> [What is asked]
Rewrite the entries below so that every "data-label" becomes "value-label", keeping everything else the same and omitting the pictures.

##### Records for processing

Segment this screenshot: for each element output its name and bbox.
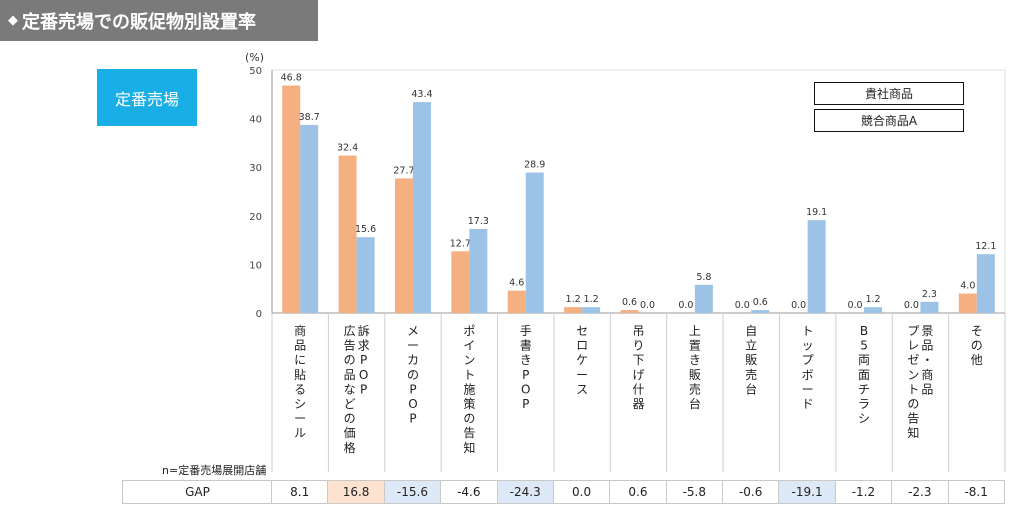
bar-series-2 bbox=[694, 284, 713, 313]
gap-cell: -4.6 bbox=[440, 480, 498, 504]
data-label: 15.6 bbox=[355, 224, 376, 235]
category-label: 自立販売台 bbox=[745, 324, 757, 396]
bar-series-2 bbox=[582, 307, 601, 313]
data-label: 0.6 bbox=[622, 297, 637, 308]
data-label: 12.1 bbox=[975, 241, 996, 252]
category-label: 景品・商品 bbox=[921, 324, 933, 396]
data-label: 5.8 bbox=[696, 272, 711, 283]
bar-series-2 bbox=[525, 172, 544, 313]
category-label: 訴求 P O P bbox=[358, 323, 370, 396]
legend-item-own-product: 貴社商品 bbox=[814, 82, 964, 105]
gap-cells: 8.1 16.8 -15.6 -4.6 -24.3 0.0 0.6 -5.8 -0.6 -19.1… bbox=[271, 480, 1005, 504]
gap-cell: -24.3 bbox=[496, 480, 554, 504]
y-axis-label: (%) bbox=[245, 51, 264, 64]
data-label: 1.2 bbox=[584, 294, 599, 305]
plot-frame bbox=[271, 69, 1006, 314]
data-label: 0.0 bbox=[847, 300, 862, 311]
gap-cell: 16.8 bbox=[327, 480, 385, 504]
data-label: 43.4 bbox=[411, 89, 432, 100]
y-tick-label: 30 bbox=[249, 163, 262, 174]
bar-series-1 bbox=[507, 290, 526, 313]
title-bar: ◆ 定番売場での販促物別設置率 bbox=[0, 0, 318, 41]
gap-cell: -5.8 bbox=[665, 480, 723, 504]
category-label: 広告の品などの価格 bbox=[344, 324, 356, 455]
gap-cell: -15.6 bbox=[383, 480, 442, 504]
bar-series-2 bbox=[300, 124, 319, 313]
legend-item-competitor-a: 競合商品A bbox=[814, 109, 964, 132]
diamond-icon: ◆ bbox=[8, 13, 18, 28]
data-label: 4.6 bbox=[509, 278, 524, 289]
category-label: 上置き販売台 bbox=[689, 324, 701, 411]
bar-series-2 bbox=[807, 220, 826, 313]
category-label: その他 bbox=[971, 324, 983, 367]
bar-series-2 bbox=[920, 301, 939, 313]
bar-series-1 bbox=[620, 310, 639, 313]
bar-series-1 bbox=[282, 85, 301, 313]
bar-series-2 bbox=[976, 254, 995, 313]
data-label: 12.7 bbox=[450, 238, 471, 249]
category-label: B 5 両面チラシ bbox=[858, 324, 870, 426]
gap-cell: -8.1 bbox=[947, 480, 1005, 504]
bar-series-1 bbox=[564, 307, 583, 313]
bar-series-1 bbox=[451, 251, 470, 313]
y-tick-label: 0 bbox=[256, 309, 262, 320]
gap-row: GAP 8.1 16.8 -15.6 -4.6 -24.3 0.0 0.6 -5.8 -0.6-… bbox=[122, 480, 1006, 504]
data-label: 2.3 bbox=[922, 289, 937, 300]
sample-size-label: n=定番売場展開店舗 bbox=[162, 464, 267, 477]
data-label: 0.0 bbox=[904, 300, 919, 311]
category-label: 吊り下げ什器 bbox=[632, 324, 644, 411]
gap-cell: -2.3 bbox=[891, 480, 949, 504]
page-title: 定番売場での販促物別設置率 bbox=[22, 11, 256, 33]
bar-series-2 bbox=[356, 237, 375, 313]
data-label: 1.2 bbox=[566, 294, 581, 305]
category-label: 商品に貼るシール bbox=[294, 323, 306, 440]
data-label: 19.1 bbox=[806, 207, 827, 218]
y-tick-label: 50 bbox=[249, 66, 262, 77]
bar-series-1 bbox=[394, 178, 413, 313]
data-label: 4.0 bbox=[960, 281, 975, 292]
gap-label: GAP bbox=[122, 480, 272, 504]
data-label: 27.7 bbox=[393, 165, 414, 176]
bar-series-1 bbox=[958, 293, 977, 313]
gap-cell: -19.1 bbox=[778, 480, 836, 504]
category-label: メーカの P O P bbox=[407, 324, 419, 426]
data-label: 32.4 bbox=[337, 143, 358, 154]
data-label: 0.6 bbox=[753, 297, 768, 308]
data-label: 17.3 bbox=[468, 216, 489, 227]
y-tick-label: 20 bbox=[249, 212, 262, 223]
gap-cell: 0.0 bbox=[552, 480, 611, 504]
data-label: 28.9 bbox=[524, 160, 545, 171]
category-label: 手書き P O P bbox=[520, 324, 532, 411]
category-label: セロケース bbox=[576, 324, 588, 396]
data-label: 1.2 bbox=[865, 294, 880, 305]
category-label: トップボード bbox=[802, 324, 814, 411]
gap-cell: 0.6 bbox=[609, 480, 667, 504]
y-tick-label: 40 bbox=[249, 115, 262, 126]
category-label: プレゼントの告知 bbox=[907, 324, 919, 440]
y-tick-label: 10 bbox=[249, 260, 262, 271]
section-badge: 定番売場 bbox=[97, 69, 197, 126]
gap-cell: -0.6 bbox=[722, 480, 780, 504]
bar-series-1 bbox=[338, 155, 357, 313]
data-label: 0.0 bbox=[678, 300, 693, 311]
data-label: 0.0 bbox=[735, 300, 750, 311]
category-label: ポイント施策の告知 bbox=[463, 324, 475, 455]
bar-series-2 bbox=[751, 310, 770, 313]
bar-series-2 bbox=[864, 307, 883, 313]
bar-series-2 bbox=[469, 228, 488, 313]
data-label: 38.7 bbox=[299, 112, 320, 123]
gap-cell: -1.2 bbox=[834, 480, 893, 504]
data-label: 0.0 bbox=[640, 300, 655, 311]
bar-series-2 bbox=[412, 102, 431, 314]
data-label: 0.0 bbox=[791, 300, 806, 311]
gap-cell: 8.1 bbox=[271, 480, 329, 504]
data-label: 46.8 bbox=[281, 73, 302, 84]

##########

> [In response]
Segment this screenshot: for each element output its name and bbox.
bar-series-2 bbox=[694, 284, 713, 313]
gap-cell: -4.6 bbox=[440, 480, 498, 504]
value-label: 15.6 bbox=[355, 224, 376, 235]
category-label: 自立販売台 bbox=[745, 324, 757, 396]
bar-series-2 bbox=[582, 307, 601, 313]
value-label: 0.6 bbox=[622, 297, 637, 308]
value-label: 12.1 bbox=[975, 241, 996, 252]
category-label: 景品・商品 bbox=[921, 324, 933, 396]
value-label: 5.8 bbox=[696, 272, 711, 283]
bar-series-2 bbox=[525, 172, 544, 313]
category-label: 訴求 P O P bbox=[358, 323, 370, 396]
legend-item-own-product: 貴社商品 bbox=[814, 82, 964, 105]
gap-cells: 8.1 16.8 -15.6 -4.6 -24.3 0.0 0.6 -5.8 -0.6 -19.1… bbox=[271, 480, 1005, 504]
gap-cell: -24.3 bbox=[496, 480, 554, 504]
y-axis-label: (%) bbox=[245, 51, 264, 64]
value-label: 1.2 bbox=[584, 294, 599, 305]
plot-frame bbox=[271, 69, 1006, 314]
value-label: 0.0 bbox=[847, 300, 862, 311]
gap-cell: 16.8 bbox=[327, 480, 385, 504]
value-label: 43.4 bbox=[411, 89, 432, 100]
y-tick-label: 30 bbox=[249, 163, 262, 174]
bar-series-1 bbox=[507, 290, 526, 313]
title-bar: ◆ 定番売場での販促物別設置率 bbox=[0, 0, 318, 41]
gap-cell: -5.8 bbox=[665, 480, 723, 504]
category-label: 広告の品などの価格 bbox=[344, 324, 356, 455]
gap-cell: -15.6 bbox=[383, 480, 442, 504]
bar-series-2 bbox=[300, 124, 319, 313]
legend-item-competitor-a: 競合商品A bbox=[814, 109, 964, 132]
diamond-icon: ◆ bbox=[8, 13, 18, 28]
value-label: 4.6 bbox=[509, 278, 524, 289]
category-label: 上置き販売台 bbox=[689, 324, 701, 411]
bar-series-2 bbox=[807, 220, 826, 313]
category-label: その他 bbox=[971, 324, 983, 367]
bar-series-2 bbox=[920, 301, 939, 313]
bar-series-1 bbox=[620, 310, 639, 313]
bar-series-1 bbox=[282, 85, 301, 313]
bar-series-2 bbox=[976, 254, 995, 313]
value-label: 12.7 bbox=[450, 238, 471, 249]
category-label: B 5 両面チラシ bbox=[858, 324, 870, 426]
gap-cell: -8.1 bbox=[947, 480, 1005, 504]
bar-series-1 bbox=[564, 307, 583, 313]
bar-series-1 bbox=[451, 251, 470, 313]
y-tick-label: 0 bbox=[256, 309, 262, 320]
gap-row: GAP 8.1 16.8 -15.6 -4.6 -24.3 0.0 0.6 -5.8 -0.6-… bbox=[122, 480, 1006, 504]
value-label: 2.3 bbox=[922, 289, 937, 300]
sample-size-label: n=定番売場展開店舗 bbox=[162, 464, 267, 477]
value-label: 0.0 bbox=[904, 300, 919, 311]
category-label: 吊り下げ什器 bbox=[632, 324, 644, 411]
gap-cell: -2.3 bbox=[891, 480, 949, 504]
page-title: 定番売場での販促物別設置率 bbox=[22, 11, 256, 33]
bar-series-2 bbox=[356, 237, 375, 313]
value-label: 1.2 bbox=[566, 294, 581, 305]
category-label: 商品に貼るシール bbox=[294, 323, 306, 440]
value-label: 19.1 bbox=[806, 207, 827, 218]
y-tick-label: 50 bbox=[249, 66, 262, 77]
bar-series-1 bbox=[394, 178, 413, 313]
value-label: 4.0 bbox=[960, 281, 975, 292]
gap-label: GAP bbox=[122, 480, 272, 504]
value-label: 27.7 bbox=[393, 165, 414, 176]
bar-series-1 bbox=[958, 293, 977, 313]
gap-cell: -19.1 bbox=[778, 480, 836, 504]
category-label: メーカの P O P bbox=[407, 324, 419, 426]
value-label: 32.4 bbox=[337, 143, 358, 154]
value-label: 0.6 bbox=[753, 297, 768, 308]
value-label: 17.3 bbox=[468, 216, 489, 227]
y-tick-label: 20 bbox=[249, 212, 262, 223]
gap-cell: 0.0 bbox=[552, 480, 611, 504]
value-label: 28.9 bbox=[524, 160, 545, 171]
category-label: 手書き P O P bbox=[520, 324, 532, 411]
category-label: セロケース bbox=[576, 324, 588, 396]
value-label: 1.2 bbox=[865, 294, 880, 305]
category-label: トップボード bbox=[802, 324, 814, 411]
gap-cell: 0.6 bbox=[609, 480, 667, 504]
y-tick-label: 40 bbox=[249, 115, 262, 126]
category-label: プレゼントの告知 bbox=[907, 324, 919, 440]
y-tick-label: 10 bbox=[249, 260, 262, 271]
section-badge: 定番売場 bbox=[97, 69, 197, 126]
gap-cell: -0.6 bbox=[722, 480, 780, 504]
bar-series-1 bbox=[338, 155, 357, 313]
value-label: 0.0 bbox=[678, 300, 693, 311]
value-label: 0.0 bbox=[735, 300, 750, 311]
category-label: ポイント施策の告知 bbox=[463, 324, 475, 455]
bar-series-2 bbox=[751, 310, 770, 313]
bar-series-2 bbox=[864, 307, 883, 313]
bar-series-2 bbox=[469, 228, 488, 313]
value-label: 38.7 bbox=[299, 112, 320, 123]
gap-cell: -1.2 bbox=[834, 480, 893, 504]
value-label: 0.0 bbox=[640, 300, 655, 311]
bar-series-2 bbox=[412, 102, 431, 314]
value-label: 0.0 bbox=[791, 300, 806, 311]
gap-cell: 8.1 bbox=[271, 480, 329, 504]
value-label: 46.8 bbox=[281, 73, 302, 84]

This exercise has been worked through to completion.